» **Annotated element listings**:
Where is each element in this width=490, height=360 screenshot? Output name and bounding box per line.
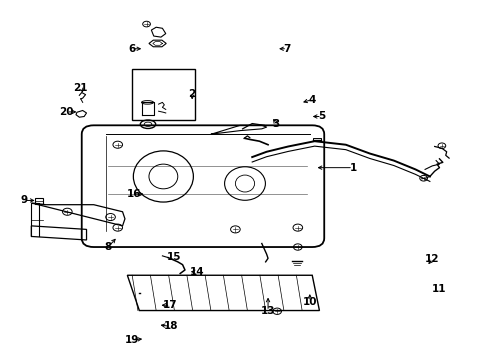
- Text: 3: 3: [272, 118, 280, 129]
- Text: 13: 13: [261, 306, 275, 316]
- Text: 15: 15: [167, 252, 181, 262]
- Text: 2: 2: [189, 89, 196, 99]
- Text: 11: 11: [432, 284, 447, 294]
- Text: 7: 7: [284, 44, 291, 54]
- Text: 1: 1: [349, 163, 357, 173]
- Text: 17: 17: [163, 300, 178, 310]
- Text: 10: 10: [303, 297, 317, 307]
- Text: 18: 18: [163, 321, 178, 332]
- Text: 9: 9: [21, 195, 27, 206]
- Text: 19: 19: [125, 335, 139, 345]
- Bar: [132, 69, 195, 120]
- Text: 14: 14: [190, 267, 204, 277]
- Text: 6: 6: [128, 44, 136, 54]
- Text: 12: 12: [425, 255, 440, 264]
- Text: 16: 16: [126, 189, 141, 199]
- Text: 20: 20: [59, 107, 74, 117]
- Text: 4: 4: [309, 95, 316, 104]
- Text: 5: 5: [318, 112, 325, 121]
- Text: 8: 8: [104, 242, 112, 252]
- Text: 21: 21: [74, 82, 88, 93]
- Bar: [35, 198, 43, 204]
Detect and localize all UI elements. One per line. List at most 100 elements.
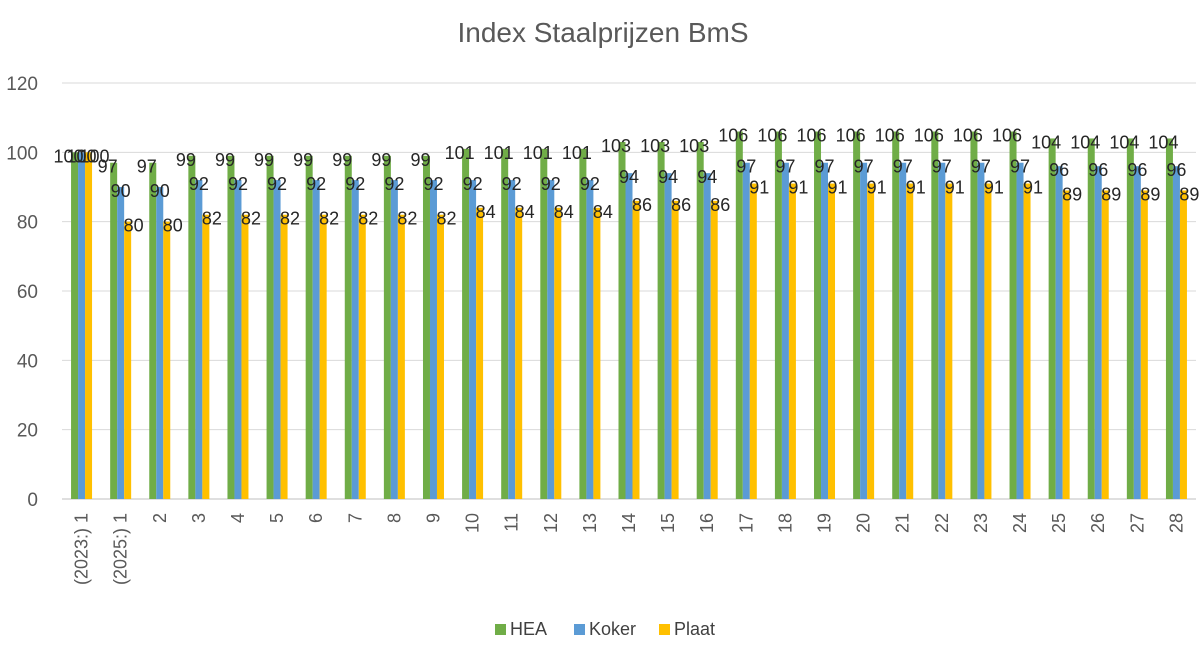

» **TASK DESCRIPTION**: Format the lines from the start of the records through the line containing "- Text: 18: 18: [163, 321, 178, 332]", inclusive, as a JSON list of strings with one string per line and no blank lines. Omit the pictures from the output.

» **THE COMPLETED TASK**:
[
  "Where is each element in this width=490, height=360 screenshot? Output name and bounding box per line.",
  "- Text: 3: 3: [272, 118, 280, 129]",
  "- Text: 13: 13: [261, 306, 275, 316]",
  "- Text: 15: 15: [167, 252, 181, 262]",
  "- Text: 2: 2: [189, 89, 196, 99]",
  "- Text: 11: 11: [432, 284, 447, 294]",
  "- Text: 7: 7: [284, 44, 291, 54]",
  "- Text: 1: 1: [349, 163, 357, 173]",
  "- Text: 17: 17: [163, 300, 178, 310]",
  "- Text: 10: 10: [303, 297, 317, 307]",
  "- Text: 18: 18: [163, 321, 178, 332]"
]